→ **STATED GOAL**: Report every line in the listing below where the string "買わないと思います" shows up.

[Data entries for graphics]
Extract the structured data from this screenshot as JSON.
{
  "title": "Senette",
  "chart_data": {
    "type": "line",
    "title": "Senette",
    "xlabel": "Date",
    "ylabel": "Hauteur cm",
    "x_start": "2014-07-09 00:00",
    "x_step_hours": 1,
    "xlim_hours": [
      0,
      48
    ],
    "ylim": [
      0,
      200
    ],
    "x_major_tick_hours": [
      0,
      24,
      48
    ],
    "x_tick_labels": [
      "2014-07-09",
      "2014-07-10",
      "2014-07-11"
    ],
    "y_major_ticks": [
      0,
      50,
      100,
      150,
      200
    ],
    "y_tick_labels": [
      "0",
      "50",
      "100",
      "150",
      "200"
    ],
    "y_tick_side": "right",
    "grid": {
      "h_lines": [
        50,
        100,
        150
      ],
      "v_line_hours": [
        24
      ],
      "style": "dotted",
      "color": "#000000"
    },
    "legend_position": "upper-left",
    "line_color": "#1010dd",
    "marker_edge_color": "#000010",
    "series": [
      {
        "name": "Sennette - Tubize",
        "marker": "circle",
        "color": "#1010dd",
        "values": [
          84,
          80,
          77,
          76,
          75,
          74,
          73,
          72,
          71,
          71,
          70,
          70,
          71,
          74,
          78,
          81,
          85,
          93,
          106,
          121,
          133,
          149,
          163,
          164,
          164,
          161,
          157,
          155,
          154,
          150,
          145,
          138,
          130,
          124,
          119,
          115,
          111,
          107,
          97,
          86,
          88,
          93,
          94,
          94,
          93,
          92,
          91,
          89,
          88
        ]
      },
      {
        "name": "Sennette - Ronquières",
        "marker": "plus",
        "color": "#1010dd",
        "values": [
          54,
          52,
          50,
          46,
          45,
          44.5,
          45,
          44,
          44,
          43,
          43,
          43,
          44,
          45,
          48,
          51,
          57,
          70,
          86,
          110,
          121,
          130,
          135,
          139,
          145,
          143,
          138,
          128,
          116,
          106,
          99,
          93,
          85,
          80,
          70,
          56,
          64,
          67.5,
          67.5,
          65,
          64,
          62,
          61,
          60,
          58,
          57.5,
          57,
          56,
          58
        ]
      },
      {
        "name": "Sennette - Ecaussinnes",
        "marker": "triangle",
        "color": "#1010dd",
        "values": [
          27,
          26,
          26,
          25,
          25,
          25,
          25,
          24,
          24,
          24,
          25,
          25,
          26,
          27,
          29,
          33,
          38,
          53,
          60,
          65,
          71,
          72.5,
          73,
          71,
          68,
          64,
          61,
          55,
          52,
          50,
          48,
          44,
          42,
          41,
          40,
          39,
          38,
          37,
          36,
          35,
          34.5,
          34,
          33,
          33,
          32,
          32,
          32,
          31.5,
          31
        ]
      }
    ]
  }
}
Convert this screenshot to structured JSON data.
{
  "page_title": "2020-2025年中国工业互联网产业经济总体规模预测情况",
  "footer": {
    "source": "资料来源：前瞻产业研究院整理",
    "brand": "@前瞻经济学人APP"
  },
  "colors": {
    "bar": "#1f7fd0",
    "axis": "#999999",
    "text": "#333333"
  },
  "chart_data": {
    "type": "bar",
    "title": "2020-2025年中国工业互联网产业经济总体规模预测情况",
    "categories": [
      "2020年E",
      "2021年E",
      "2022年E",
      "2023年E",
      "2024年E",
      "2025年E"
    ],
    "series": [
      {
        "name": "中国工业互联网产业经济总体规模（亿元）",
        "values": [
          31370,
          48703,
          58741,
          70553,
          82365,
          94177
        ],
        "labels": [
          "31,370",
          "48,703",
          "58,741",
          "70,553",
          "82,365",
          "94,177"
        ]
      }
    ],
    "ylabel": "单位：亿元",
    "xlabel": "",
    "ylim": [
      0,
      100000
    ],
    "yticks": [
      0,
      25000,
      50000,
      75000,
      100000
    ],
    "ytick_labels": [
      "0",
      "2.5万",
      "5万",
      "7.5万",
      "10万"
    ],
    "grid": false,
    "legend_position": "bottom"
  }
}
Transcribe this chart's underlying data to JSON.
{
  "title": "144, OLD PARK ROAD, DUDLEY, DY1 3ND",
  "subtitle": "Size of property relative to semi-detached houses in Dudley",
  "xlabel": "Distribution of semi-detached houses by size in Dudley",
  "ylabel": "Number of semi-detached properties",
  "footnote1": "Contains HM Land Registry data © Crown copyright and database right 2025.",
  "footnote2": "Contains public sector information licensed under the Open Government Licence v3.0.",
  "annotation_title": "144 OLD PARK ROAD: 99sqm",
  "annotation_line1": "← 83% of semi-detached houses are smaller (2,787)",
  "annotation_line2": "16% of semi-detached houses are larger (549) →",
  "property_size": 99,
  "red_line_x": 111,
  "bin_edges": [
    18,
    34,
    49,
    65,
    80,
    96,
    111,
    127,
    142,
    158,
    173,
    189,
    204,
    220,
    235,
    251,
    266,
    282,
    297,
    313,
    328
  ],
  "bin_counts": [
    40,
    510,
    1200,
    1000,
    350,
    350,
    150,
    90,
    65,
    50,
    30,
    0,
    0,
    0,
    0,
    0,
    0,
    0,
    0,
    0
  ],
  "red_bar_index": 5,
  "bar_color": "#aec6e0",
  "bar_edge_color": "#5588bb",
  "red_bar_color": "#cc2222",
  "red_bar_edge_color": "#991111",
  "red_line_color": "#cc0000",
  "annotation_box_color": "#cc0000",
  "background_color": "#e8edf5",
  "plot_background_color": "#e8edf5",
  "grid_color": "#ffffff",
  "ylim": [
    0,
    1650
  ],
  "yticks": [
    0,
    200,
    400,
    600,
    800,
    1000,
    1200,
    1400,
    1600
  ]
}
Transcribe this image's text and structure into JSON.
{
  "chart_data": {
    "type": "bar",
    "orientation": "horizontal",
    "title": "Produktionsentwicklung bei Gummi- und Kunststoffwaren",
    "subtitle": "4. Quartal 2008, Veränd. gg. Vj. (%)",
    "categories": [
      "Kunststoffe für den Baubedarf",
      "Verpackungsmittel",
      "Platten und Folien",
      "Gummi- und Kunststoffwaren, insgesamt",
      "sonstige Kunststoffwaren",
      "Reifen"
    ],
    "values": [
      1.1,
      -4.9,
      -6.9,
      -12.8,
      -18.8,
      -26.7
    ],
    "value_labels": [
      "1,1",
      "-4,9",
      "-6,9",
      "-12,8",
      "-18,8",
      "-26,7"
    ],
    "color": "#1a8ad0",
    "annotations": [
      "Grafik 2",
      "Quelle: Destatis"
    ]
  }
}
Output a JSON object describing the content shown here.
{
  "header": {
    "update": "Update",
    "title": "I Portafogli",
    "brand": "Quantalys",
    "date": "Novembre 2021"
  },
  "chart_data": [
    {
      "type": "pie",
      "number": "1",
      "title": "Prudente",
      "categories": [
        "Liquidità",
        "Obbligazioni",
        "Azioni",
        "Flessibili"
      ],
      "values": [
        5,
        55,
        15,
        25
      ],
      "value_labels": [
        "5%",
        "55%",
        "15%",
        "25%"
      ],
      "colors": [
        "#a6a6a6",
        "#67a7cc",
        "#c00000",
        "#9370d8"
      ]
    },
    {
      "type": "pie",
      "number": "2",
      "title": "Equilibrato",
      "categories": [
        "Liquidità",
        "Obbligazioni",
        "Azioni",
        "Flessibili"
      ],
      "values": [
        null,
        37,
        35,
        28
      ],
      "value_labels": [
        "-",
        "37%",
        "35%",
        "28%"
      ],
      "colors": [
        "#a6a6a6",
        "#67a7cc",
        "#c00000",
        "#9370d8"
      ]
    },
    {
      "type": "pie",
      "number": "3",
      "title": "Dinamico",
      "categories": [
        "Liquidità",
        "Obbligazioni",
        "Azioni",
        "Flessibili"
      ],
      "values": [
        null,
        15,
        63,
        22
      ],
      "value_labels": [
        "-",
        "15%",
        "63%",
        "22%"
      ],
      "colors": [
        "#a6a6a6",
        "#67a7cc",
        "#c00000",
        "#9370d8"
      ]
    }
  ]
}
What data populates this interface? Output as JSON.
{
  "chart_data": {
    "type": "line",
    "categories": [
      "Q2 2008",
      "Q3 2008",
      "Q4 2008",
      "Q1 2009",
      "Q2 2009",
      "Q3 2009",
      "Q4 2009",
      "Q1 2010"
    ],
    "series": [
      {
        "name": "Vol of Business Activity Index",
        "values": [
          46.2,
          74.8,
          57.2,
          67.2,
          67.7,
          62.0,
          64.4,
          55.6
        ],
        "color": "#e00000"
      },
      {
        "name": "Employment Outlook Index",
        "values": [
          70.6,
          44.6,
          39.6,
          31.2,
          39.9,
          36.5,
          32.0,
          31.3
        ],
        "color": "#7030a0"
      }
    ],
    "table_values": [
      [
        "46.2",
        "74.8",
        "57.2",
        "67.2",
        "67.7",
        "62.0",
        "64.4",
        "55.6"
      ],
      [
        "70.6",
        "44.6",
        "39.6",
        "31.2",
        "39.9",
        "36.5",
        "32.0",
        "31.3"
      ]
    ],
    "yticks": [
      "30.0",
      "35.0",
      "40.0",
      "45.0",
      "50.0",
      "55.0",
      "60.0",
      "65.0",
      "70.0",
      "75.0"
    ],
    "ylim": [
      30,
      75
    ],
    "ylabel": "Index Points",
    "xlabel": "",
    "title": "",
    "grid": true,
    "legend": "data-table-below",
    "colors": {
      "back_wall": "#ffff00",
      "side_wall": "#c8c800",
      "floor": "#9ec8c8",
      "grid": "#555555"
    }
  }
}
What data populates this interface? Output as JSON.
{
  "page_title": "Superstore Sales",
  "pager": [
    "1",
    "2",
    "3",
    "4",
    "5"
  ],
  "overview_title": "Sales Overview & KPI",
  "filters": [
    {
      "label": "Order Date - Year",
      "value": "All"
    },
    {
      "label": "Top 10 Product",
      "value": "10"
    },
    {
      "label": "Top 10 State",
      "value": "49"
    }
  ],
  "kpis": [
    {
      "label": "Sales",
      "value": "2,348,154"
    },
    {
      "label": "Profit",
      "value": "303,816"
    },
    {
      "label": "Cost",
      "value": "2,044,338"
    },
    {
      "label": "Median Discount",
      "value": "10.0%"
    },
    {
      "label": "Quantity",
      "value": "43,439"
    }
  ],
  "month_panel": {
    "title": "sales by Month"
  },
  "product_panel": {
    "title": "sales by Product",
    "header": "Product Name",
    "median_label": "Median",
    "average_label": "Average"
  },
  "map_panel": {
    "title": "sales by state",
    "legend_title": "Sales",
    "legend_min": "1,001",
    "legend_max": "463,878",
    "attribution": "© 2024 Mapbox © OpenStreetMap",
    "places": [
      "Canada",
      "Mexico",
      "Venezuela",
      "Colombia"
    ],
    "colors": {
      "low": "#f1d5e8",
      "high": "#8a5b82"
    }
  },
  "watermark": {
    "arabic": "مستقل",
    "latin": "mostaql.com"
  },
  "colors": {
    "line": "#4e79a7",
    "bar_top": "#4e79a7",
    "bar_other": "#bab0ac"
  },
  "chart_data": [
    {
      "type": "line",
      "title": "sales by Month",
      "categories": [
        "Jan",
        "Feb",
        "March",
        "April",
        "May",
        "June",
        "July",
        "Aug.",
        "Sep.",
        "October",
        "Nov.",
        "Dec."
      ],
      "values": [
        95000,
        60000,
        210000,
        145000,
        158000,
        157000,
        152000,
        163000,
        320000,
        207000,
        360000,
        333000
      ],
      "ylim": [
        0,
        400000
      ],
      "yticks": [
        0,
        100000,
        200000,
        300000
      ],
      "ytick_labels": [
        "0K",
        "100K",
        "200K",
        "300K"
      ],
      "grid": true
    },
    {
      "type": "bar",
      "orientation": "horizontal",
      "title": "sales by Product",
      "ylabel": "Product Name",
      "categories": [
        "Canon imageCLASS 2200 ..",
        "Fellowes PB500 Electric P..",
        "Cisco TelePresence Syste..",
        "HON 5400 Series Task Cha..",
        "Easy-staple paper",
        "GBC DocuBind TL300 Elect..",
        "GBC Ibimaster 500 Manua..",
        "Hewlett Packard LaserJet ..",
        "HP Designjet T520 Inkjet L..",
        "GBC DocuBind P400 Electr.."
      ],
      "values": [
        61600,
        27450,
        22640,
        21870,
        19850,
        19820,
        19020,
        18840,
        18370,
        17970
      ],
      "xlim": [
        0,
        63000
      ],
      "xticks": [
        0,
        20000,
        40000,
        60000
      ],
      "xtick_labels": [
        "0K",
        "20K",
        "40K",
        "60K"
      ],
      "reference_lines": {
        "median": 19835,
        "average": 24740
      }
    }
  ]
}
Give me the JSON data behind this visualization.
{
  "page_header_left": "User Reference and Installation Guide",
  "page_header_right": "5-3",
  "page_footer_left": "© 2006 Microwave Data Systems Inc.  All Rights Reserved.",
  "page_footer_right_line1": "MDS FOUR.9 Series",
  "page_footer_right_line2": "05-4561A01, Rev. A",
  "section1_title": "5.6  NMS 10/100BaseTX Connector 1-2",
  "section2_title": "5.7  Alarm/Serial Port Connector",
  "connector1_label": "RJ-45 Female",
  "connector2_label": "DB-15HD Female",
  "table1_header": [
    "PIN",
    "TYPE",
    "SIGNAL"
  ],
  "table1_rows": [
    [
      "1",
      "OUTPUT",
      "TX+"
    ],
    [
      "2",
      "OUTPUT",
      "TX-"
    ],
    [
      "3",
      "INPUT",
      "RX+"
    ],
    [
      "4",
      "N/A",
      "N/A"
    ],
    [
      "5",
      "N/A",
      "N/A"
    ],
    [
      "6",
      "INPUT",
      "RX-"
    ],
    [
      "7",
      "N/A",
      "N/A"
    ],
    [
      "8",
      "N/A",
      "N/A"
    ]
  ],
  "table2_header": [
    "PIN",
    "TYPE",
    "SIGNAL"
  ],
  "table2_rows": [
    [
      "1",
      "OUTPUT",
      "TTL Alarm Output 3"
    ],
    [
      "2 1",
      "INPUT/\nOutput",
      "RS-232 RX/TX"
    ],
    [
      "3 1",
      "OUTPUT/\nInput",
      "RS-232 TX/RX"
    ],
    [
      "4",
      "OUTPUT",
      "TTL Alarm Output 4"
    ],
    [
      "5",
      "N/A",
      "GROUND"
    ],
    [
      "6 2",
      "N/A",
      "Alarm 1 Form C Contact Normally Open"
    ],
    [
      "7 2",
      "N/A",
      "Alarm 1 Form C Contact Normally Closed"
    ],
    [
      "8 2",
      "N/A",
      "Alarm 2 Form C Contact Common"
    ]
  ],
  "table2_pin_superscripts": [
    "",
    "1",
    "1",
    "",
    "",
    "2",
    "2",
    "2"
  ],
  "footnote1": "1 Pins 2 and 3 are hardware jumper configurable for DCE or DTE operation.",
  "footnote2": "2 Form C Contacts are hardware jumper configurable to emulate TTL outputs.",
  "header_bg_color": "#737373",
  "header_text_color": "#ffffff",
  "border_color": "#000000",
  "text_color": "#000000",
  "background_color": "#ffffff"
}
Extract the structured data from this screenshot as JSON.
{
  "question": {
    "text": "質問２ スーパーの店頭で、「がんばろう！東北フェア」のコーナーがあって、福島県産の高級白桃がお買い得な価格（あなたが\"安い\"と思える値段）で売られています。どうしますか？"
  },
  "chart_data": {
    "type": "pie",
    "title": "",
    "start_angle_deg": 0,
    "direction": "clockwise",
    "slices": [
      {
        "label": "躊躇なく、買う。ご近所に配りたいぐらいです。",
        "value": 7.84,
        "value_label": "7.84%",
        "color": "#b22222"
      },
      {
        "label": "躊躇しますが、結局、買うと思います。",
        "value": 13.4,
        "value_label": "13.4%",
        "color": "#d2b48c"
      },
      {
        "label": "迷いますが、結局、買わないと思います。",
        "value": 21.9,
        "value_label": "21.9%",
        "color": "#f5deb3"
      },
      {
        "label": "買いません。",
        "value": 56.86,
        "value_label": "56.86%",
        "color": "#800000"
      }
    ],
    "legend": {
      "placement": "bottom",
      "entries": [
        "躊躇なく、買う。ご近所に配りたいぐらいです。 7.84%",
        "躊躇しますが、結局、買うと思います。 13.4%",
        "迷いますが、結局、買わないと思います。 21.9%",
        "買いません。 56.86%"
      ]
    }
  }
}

→ **WRITTEN ANSWER**:
        "label": "迷いますが、結局、買わないと思います。",
        "迷いますが、結局、買わないと思います。 21.9%",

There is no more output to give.